**Problem details:** Rewrite every line of the material below as a numbered list, skipping blank lines and leaving out the pictures.

**Visual layout annotation data:**
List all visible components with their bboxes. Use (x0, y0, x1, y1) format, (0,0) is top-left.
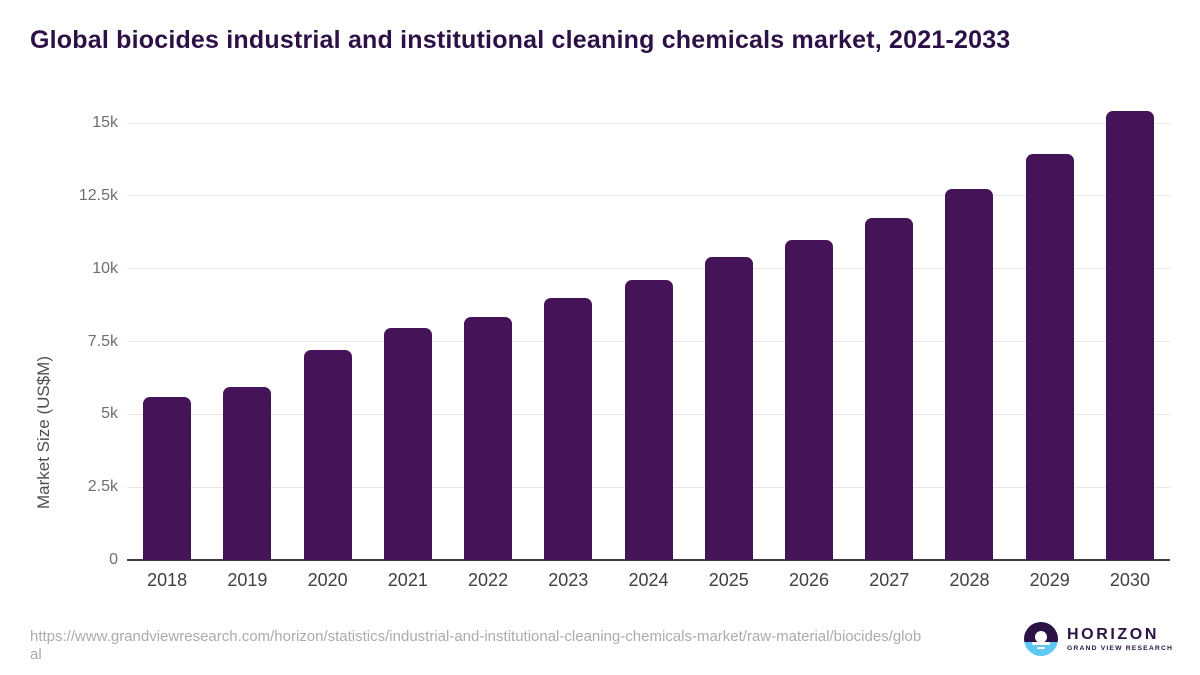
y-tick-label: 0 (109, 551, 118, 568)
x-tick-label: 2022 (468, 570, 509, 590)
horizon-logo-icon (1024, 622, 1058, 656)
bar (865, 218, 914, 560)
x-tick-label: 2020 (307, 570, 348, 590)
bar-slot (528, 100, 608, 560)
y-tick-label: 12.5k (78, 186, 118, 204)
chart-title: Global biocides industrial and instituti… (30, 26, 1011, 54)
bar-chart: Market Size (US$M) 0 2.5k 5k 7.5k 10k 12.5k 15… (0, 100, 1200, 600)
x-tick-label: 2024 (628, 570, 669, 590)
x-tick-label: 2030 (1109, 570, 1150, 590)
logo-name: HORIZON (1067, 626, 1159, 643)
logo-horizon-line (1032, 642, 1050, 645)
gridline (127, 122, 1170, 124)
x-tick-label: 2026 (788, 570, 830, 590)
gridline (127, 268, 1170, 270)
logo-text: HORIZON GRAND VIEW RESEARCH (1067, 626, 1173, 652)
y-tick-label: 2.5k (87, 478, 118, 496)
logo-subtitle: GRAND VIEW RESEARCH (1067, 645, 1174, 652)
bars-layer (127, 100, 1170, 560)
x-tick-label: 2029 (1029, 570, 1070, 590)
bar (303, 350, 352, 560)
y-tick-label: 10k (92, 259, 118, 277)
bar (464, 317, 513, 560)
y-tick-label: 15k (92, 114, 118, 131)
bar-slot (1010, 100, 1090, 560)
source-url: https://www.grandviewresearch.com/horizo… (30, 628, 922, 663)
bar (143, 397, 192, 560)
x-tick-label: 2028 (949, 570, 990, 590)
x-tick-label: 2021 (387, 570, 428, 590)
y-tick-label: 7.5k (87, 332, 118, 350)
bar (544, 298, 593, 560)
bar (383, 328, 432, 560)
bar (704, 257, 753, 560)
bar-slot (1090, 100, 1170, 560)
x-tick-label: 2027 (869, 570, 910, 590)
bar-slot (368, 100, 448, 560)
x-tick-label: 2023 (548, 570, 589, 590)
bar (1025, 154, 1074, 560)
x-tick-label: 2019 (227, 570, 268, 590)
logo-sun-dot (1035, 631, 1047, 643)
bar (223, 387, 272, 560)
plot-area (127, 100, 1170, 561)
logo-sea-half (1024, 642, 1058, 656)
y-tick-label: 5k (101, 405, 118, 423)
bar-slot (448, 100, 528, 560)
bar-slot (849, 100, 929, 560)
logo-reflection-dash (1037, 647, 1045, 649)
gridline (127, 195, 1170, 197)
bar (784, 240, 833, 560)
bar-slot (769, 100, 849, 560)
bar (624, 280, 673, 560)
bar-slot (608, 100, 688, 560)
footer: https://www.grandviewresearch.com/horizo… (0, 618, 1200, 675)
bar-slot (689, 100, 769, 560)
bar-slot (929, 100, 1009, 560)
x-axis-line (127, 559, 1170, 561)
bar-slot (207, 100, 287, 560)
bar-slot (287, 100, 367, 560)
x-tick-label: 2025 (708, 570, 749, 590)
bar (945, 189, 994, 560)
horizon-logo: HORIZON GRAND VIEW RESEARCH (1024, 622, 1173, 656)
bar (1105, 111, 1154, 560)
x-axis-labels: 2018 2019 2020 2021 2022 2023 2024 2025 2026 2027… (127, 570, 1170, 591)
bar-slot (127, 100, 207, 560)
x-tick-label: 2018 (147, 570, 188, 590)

**Response to the task:**
1. List all visible components with their bboxes. Use (x0, y0, x1, y1) format, (0,0) is top-left.
2. y-tick-label: 0 (109, 551, 118, 568)
3. x-tick-label: 2022 (468, 570, 509, 590)
4. horizon-logo-icon (1024, 622, 1058, 656)
5. bar (865, 218, 914, 560)
6. x-tick-label: 2020 (307, 570, 348, 590)
7. bar-slot (528, 100, 608, 560)
8. y-tick-label: 12.5k (78, 186, 118, 204)
9. chart-title: Global biocides industrial and instituti… (30, 26, 1011, 54)
10. bar-chart: Market Size (US$M) 0 2.5k 5k 7.5k 10k 12.5k 15… (0, 100, 1200, 600)
11. x-tick-label: 2024 (628, 570, 669, 590)
12. x-tick-label: 2030 (1109, 570, 1150, 590)
13. logo-name: HORIZON (1067, 626, 1159, 643)
14. logo-horizon-line (1032, 642, 1050, 645)
15. gridline (127, 122, 1170, 124)
16. x-tick-label: 2026 (788, 570, 830, 590)
17. gridline (127, 268, 1170, 270)
18. logo-text: HORIZON GRAND VIEW RESEARCH (1067, 626, 1173, 652)
19. y-tick-label: 2.5k (87, 478, 118, 496)
20. logo-subtitle: GRAND VIEW RESEARCH (1067, 645, 1174, 652)
21. bars-layer (127, 100, 1170, 560)
22. x-tick-label: 2029 (1029, 570, 1070, 590)
23. bar (303, 350, 352, 560)
24. y-tick-label: 10k (92, 259, 118, 277)
25. bar (464, 317, 513, 560)
26. y-tick-label: 15k (92, 114, 118, 131)
27. bar-slot (1010, 100, 1090, 560)
28. source-url: https://www.grandviewresearch.com/horizo… (30, 628, 922, 663)
29. bar (143, 397, 192, 560)
30. x-tick-label: 2028 (949, 570, 990, 590)
31. x-tick-label: 2021 (387, 570, 428, 590)
32. y-tick-label: 7.5k (87, 332, 118, 350)
33. bar (544, 298, 593, 560)
34. bar (383, 328, 432, 560)
35. bar (704, 257, 753, 560)
36. bar-slot (1090, 100, 1170, 560)
37. x-tick-label: 2027 (869, 570, 910, 590)
38. bar-slot (368, 100, 448, 560)
39. x-tick-label: 2023 (548, 570, 589, 590)
40. bar (1025, 154, 1074, 560)
41. x-tick-label: 2019 (227, 570, 268, 590)
42. logo-sun-dot (1035, 631, 1047, 643)
43. bar (223, 387, 272, 560)
44. plot-area (127, 100, 1170, 561)
45. logo-sea-half (1024, 642, 1058, 656)
46. y-tick-label: 5k (101, 405, 118, 423)
47. bar-slot (448, 100, 528, 560)
48. bar-slot (849, 100, 929, 560)
49. logo-reflection-dash (1037, 647, 1045, 649)
50. gridline (127, 195, 1170, 197)
51. bar (784, 240, 833, 560)
52. bar-slot (769, 100, 849, 560)
53. bar (624, 280, 673, 560)
54. bar-slot (608, 100, 688, 560)
55. footer: https://www.grandviewresearch.com/horizo… (0, 618, 1200, 675)
56. bar-slot (689, 100, 769, 560)
57. bar-slot (929, 100, 1009, 560)
58. x-axis-line (127, 559, 1170, 561)
59. bar-slot (207, 100, 287, 560)
60. bar-slot (287, 100, 367, 560)
61. x-tick-label: 2025 (708, 570, 749, 590)
62. bar (945, 189, 994, 560)
63. horizon-logo: HORIZON GRAND VIEW RESEARCH (1024, 622, 1173, 656)
64. bar (1105, 111, 1154, 560)
65. x-axis-labels: 2018 2019 2020 2021 2022 2023 2024 2025 2026 2027… (127, 570, 1170, 591)
66. bar-slot (127, 100, 207, 560)
67. x-tick-label: 2018 (147, 570, 188, 590)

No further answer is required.